[Figure dataset records]
-- Begin --

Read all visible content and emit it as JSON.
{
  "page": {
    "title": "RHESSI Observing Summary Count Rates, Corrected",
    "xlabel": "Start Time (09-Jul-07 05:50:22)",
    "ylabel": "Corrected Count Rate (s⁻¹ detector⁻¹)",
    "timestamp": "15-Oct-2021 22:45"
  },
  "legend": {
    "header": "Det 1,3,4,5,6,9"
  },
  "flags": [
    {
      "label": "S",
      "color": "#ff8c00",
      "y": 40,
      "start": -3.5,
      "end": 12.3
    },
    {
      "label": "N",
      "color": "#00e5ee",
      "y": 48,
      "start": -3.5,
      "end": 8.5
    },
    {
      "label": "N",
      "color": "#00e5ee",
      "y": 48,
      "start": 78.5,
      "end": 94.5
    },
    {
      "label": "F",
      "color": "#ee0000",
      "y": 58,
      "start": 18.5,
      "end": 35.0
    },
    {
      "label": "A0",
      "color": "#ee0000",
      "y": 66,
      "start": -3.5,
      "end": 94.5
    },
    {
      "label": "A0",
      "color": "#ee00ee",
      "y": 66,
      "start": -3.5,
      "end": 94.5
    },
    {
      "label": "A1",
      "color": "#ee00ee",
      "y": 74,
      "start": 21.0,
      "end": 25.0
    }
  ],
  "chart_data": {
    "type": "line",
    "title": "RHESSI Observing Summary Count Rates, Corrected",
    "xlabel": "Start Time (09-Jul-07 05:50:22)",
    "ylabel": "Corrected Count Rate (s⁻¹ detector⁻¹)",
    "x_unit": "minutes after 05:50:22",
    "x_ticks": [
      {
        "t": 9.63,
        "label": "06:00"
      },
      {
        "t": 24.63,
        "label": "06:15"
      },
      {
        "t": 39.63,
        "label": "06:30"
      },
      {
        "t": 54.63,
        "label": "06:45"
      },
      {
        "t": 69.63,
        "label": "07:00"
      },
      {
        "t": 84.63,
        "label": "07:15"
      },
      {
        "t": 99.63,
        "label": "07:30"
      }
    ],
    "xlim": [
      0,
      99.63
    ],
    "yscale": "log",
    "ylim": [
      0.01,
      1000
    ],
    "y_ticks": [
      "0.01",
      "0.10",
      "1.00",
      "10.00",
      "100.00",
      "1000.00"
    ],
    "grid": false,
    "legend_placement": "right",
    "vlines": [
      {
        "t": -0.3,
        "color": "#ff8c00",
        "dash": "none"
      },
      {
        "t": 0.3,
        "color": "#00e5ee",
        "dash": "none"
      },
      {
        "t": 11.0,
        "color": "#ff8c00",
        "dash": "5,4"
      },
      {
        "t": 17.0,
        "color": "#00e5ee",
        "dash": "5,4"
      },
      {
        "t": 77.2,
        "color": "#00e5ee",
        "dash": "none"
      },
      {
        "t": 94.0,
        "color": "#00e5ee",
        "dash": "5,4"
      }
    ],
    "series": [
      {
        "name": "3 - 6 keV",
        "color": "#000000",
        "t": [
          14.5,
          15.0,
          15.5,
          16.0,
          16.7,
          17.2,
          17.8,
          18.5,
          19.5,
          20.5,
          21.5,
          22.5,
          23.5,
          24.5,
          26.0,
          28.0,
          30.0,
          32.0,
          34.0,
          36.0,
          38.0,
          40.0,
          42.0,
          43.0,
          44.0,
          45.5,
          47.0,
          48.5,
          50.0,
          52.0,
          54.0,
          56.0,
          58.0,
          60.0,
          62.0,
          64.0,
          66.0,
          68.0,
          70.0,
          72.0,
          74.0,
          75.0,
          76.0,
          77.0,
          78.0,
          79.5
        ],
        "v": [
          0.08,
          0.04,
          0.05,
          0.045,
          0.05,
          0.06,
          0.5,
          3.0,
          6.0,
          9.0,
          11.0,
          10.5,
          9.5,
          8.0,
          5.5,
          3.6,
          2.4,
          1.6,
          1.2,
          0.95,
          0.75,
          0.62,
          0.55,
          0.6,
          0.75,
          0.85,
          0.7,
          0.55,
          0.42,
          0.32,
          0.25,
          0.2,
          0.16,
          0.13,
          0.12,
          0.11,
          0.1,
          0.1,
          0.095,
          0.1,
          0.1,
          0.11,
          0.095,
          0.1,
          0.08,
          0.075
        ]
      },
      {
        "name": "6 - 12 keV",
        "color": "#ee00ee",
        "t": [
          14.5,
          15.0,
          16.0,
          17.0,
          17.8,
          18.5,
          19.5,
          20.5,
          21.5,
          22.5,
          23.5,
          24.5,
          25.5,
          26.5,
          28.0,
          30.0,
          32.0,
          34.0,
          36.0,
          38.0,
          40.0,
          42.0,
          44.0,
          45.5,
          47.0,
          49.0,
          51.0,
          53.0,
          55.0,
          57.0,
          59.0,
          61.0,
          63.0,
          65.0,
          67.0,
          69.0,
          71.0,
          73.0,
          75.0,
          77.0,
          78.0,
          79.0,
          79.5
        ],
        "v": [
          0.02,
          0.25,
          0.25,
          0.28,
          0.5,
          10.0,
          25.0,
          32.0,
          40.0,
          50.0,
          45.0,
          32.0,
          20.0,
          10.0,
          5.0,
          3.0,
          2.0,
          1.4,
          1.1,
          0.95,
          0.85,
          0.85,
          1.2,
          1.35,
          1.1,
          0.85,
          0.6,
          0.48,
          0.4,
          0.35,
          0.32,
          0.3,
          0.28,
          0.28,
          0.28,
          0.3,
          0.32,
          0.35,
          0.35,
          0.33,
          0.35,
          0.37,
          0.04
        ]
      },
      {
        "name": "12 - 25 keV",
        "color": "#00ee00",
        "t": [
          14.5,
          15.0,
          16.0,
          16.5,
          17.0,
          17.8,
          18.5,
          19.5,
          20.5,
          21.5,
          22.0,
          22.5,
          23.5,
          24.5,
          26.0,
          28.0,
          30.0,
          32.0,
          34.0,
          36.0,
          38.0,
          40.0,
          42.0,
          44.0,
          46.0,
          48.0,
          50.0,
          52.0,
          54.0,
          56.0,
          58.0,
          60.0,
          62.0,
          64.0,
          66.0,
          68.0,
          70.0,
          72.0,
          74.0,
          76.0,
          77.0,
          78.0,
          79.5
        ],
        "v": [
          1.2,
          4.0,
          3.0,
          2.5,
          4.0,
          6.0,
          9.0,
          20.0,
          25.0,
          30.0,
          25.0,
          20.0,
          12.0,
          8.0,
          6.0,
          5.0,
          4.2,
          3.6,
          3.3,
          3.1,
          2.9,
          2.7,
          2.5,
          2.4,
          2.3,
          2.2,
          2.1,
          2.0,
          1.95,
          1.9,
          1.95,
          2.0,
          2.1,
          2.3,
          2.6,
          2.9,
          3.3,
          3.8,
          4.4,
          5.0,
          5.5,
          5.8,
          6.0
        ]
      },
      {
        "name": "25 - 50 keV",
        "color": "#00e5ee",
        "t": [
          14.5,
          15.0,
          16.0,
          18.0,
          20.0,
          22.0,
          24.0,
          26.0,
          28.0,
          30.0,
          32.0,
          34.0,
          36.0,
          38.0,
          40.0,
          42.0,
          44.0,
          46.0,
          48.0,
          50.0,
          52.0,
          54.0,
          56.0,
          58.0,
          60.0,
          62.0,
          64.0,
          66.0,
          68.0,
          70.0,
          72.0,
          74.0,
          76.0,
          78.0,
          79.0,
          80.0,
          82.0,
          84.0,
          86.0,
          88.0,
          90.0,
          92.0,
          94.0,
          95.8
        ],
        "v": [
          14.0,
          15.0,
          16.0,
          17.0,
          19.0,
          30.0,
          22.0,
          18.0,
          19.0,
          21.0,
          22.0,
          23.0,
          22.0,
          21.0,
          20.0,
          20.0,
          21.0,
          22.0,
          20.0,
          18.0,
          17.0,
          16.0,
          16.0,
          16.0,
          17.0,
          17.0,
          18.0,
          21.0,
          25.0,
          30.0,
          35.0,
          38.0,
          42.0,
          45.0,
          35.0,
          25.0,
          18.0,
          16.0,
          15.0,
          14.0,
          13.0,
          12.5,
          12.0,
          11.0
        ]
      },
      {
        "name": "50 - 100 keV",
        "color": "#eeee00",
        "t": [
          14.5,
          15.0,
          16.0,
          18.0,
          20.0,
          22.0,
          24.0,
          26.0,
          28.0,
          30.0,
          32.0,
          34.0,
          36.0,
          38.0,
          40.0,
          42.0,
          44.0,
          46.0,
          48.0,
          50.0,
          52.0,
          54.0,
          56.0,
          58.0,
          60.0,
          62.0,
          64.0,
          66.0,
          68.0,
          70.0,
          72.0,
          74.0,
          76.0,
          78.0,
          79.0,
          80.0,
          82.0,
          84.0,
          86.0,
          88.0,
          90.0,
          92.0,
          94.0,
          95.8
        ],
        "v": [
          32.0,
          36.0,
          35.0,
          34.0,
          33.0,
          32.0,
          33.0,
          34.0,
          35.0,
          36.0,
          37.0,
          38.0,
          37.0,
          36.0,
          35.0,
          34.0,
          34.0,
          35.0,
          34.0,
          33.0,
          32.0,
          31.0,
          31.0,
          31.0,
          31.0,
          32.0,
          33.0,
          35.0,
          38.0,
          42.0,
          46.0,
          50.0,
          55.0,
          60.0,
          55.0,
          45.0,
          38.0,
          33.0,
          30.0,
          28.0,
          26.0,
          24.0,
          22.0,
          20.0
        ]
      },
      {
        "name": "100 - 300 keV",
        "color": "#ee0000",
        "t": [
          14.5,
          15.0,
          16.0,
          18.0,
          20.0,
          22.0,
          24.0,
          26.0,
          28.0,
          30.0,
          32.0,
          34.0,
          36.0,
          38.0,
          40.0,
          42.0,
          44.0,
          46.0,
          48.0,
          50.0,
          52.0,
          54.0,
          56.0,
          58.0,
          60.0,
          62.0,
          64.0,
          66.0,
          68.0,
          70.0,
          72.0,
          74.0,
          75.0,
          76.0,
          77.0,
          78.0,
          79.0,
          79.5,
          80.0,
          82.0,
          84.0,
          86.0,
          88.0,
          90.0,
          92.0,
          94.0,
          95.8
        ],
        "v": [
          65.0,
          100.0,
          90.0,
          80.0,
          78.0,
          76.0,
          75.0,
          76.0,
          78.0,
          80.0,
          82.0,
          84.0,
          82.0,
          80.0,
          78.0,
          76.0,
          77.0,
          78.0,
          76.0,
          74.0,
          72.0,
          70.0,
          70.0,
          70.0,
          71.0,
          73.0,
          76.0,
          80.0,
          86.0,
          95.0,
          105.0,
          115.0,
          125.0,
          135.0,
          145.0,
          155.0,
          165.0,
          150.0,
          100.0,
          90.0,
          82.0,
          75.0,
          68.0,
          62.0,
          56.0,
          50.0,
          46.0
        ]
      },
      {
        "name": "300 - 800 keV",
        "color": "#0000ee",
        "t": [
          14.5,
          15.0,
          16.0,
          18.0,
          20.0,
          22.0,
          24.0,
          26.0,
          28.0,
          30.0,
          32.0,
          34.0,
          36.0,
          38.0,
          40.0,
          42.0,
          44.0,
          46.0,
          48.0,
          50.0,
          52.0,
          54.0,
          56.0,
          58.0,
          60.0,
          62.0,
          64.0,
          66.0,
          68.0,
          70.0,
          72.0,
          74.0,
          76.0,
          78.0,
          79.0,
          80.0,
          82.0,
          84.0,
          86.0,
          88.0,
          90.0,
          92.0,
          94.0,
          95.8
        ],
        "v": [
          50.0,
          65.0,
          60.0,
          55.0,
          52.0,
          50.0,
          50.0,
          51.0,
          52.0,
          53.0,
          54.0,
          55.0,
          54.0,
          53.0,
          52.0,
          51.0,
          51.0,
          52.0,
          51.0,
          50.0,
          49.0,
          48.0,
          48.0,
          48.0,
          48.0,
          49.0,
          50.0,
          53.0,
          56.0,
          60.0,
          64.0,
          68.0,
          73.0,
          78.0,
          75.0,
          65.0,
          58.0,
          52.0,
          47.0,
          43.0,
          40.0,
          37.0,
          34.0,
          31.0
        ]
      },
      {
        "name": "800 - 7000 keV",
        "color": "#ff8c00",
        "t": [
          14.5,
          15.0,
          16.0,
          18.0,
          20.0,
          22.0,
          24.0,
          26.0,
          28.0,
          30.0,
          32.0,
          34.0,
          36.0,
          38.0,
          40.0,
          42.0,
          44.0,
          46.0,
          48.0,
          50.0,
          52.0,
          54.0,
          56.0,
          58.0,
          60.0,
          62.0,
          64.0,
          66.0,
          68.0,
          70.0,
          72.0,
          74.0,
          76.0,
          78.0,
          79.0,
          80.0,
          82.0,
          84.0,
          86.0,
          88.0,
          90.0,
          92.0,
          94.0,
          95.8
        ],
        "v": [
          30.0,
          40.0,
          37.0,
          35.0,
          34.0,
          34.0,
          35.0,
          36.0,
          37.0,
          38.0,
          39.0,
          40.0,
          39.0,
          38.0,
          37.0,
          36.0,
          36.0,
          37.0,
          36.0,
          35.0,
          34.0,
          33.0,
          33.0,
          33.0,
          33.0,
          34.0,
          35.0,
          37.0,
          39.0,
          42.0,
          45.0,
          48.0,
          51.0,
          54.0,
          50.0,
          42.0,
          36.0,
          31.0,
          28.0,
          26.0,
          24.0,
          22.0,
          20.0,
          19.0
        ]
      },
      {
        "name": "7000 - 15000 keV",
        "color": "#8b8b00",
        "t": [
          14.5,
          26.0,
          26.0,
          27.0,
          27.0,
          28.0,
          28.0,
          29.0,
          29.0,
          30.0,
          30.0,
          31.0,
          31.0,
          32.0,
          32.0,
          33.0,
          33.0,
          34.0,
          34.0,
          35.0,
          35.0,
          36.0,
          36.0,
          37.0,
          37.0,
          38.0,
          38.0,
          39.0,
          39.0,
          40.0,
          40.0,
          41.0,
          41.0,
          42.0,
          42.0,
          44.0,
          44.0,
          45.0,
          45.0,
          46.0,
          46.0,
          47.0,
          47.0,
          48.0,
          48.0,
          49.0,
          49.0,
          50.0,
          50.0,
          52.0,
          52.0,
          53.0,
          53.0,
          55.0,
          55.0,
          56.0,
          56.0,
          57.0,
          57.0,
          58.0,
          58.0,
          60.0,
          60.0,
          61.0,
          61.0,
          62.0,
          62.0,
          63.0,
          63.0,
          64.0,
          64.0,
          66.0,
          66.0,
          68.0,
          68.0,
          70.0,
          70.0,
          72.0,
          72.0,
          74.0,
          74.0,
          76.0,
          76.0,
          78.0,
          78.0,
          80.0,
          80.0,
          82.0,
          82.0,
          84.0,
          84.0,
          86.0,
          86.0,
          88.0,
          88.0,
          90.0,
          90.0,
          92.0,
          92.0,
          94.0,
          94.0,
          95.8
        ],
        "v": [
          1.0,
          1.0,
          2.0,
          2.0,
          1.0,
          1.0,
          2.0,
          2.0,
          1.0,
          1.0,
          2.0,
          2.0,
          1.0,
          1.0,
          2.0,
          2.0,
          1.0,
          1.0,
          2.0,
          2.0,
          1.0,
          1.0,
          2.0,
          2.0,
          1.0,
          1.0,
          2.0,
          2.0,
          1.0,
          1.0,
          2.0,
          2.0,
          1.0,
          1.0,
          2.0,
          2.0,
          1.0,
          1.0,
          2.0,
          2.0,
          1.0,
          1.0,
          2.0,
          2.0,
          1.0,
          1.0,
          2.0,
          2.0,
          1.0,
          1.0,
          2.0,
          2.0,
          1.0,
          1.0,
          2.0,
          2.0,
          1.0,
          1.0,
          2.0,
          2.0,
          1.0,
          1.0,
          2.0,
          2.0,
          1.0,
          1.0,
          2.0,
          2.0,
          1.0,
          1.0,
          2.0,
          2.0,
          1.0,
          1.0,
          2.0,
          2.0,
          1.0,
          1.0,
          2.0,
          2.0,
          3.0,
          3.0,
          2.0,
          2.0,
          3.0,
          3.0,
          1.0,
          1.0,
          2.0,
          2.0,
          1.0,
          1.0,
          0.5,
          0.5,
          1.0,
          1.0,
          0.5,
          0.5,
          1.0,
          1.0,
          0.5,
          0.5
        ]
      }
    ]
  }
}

-- End --

Exercise requirements:
Where does the word "name" appear? Return each line that holds it.

Solution to the problem:
        "name": "3 - 6 keV",
        "name": "6 - 12 keV",
        "name": "12 - 25 keV",
        "name": "25 - 50 keV",
        "name": "50 - 100 keV",
        "name": "100 - 300 keV",
        "name": "300 - 800 keV",
        "name": "800 - 7000 keV",
        "name": "7000 - 15000 keV",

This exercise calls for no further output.